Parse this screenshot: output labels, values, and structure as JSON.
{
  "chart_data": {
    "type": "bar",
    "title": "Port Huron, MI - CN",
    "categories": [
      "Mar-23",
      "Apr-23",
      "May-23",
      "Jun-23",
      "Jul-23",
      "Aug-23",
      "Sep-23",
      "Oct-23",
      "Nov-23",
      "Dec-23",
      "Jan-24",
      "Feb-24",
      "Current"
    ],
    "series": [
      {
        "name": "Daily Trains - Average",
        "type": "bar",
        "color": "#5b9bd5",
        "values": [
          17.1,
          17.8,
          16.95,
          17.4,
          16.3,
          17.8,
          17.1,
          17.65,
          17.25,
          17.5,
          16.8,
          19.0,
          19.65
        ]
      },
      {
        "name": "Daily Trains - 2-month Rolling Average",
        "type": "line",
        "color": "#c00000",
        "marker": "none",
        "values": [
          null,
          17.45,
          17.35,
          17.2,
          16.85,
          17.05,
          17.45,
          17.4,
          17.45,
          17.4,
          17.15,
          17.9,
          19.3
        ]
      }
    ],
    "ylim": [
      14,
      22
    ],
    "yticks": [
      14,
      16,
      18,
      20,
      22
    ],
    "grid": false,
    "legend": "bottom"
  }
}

## Task description:
List all lines where "name" occurs.

## Written response:
        "name": "Daily Trains - Average",
        "name": "Daily Trains - 2-month Rolling Average",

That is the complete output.